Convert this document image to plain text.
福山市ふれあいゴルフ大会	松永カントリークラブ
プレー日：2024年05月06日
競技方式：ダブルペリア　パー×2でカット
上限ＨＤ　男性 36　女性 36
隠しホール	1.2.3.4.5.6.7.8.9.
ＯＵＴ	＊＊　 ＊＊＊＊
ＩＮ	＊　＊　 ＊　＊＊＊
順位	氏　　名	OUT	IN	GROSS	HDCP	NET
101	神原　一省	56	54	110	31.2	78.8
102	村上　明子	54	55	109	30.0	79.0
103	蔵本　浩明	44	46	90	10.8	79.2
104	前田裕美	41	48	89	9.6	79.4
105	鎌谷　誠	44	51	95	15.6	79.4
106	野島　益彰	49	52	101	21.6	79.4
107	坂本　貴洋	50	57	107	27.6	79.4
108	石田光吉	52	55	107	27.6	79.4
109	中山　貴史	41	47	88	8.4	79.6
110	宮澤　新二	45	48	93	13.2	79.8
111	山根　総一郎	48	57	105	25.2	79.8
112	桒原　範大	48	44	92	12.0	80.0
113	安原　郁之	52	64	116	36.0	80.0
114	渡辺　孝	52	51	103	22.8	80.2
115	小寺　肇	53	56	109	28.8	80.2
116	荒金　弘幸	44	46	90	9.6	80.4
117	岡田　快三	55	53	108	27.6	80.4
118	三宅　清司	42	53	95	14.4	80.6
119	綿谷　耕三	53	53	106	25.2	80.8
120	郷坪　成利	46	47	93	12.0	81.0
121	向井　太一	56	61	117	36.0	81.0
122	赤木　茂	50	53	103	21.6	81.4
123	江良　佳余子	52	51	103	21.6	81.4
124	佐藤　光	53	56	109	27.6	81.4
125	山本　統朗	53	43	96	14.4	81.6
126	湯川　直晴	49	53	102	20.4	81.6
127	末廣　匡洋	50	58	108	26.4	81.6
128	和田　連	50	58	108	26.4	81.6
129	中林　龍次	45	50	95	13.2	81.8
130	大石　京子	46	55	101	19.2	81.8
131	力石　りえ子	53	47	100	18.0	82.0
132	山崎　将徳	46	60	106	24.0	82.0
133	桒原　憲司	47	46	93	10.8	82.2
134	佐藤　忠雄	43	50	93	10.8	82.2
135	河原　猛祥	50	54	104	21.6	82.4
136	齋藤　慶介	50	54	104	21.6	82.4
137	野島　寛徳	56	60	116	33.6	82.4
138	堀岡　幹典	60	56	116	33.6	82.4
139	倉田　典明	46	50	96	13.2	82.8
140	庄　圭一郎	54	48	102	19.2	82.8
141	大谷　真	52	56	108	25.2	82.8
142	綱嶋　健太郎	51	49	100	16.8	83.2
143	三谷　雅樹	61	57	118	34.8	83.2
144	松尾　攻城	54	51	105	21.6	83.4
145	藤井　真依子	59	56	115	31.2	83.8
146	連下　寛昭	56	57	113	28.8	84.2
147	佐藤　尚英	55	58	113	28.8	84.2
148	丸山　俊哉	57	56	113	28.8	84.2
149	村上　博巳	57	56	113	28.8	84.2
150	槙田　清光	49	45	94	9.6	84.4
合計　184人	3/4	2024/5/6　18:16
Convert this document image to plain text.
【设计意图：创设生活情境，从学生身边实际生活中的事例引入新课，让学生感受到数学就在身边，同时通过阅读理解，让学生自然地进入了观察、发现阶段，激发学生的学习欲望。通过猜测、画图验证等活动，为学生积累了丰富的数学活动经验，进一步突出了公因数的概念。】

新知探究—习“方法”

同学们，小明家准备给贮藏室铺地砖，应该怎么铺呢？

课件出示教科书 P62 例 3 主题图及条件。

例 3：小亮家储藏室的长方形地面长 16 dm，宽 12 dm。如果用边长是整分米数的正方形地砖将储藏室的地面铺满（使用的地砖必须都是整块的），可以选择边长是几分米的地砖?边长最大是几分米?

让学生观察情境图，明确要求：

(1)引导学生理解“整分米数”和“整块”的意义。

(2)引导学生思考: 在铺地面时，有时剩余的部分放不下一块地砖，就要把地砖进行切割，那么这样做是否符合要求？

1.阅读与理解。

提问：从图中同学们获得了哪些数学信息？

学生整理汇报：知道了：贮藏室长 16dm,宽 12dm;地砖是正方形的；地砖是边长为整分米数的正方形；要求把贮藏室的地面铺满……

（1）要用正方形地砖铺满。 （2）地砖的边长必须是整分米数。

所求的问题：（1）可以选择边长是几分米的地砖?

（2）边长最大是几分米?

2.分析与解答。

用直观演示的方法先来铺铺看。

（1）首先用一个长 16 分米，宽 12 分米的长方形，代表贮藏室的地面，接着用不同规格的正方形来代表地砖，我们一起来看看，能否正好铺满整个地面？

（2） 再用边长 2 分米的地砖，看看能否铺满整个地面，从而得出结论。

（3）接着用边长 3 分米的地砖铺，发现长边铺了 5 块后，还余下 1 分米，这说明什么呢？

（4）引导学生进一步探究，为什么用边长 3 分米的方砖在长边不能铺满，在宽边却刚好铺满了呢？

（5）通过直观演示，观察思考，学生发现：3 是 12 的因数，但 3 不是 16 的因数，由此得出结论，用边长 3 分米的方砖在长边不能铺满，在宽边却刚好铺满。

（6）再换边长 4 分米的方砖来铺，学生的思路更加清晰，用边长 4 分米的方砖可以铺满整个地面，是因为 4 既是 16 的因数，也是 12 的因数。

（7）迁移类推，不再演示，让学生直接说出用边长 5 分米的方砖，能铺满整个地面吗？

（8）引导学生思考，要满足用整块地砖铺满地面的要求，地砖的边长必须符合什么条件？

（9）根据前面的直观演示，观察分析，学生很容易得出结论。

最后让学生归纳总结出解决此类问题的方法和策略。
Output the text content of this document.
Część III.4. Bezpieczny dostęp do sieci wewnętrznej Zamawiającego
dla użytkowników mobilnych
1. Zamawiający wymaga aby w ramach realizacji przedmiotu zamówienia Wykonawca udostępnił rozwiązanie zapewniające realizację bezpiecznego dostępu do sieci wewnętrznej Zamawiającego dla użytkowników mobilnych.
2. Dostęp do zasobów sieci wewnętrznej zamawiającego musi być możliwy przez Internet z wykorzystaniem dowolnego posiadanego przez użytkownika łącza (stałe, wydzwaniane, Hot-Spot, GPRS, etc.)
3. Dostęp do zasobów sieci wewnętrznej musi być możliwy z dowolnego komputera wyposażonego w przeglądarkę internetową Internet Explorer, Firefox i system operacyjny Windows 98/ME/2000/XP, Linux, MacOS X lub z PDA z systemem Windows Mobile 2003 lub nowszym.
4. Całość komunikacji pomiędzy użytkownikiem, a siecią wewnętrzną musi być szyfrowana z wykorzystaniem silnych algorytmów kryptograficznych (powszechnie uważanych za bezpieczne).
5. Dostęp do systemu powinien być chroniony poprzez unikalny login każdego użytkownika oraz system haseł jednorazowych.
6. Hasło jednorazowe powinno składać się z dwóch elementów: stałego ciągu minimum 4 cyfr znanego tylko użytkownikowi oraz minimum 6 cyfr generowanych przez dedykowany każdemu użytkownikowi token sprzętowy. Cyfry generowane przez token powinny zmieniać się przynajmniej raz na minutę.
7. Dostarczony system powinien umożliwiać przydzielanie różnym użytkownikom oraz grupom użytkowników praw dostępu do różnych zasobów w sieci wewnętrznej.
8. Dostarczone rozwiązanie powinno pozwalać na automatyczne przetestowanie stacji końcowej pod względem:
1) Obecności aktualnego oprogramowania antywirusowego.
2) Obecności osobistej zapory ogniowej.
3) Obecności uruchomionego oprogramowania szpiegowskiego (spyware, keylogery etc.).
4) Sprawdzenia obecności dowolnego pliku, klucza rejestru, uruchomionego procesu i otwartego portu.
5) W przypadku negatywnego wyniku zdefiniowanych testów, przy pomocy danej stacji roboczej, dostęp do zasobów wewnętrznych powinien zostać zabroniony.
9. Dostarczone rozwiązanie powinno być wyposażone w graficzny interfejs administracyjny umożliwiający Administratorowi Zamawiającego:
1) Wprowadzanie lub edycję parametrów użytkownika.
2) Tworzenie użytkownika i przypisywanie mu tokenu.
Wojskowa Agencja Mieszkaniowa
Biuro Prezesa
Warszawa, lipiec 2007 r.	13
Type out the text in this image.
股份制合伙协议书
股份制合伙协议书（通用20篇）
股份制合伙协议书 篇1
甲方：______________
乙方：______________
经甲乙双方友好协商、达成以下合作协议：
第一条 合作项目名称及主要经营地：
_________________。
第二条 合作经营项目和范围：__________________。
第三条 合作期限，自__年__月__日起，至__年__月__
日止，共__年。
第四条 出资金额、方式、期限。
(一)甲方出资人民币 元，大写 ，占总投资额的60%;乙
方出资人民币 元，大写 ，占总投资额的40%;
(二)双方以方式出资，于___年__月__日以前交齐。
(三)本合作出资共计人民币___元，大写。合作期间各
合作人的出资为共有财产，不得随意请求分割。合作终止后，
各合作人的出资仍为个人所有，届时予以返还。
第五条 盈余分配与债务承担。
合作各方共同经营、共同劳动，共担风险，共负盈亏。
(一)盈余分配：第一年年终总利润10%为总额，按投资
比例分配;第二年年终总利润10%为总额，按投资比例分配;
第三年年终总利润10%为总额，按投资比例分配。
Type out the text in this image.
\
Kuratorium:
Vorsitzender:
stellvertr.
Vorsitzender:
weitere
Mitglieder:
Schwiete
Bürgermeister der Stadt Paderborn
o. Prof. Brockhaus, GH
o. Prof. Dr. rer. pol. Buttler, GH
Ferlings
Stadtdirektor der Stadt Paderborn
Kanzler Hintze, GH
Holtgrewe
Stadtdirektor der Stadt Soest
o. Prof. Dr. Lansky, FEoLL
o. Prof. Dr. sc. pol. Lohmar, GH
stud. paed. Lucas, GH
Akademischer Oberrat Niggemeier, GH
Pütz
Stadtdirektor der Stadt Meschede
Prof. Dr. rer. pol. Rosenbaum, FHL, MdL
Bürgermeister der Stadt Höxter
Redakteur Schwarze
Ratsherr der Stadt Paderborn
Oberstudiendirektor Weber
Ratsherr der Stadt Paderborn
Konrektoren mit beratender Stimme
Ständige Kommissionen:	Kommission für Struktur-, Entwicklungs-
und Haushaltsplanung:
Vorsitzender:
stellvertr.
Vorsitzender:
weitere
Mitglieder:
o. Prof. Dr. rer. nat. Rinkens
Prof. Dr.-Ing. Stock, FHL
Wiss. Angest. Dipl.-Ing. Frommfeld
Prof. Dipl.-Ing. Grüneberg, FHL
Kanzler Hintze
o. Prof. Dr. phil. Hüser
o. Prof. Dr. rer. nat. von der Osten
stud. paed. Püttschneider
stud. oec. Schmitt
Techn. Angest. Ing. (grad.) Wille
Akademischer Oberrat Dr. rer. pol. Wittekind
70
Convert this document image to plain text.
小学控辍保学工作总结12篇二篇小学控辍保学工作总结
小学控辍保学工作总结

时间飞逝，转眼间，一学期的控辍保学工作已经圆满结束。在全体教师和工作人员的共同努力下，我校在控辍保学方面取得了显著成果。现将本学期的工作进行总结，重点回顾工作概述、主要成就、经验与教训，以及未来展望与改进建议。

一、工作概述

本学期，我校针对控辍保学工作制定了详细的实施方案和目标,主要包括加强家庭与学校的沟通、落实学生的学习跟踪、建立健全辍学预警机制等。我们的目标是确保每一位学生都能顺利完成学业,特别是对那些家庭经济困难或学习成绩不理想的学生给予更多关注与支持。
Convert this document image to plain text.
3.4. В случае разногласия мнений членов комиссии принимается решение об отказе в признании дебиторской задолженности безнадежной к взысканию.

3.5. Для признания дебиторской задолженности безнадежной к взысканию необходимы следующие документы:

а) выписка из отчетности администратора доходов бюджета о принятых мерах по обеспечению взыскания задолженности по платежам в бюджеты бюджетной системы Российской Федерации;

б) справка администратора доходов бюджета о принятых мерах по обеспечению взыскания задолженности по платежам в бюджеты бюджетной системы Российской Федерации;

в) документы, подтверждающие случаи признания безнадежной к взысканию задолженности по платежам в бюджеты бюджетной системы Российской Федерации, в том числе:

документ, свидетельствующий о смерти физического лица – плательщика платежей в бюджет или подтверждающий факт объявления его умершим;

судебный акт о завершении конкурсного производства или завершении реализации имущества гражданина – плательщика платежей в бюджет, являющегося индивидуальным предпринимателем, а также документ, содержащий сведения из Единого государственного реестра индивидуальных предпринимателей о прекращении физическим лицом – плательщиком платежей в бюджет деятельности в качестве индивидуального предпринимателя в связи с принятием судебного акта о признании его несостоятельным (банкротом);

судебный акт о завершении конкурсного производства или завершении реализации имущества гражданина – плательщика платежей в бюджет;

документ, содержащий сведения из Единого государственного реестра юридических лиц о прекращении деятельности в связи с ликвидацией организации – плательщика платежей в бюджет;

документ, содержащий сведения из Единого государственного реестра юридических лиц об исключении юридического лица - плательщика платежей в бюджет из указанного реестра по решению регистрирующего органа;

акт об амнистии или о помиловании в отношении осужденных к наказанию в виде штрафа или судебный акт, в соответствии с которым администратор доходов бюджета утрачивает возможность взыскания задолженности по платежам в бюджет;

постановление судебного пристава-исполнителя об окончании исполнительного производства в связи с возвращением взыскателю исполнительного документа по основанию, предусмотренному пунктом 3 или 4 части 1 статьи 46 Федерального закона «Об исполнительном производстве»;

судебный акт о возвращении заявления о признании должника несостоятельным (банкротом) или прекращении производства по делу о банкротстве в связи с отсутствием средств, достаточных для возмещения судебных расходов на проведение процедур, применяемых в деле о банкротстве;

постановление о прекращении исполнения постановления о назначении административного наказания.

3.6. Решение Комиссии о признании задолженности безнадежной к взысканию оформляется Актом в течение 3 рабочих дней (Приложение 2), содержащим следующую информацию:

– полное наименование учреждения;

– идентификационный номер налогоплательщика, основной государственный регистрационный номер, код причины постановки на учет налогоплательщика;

PROBLEM TO WORK ON:
Of the lines in the data above, how many contain the word "powinien"? Give only that figure.

FINISHED TASK:
3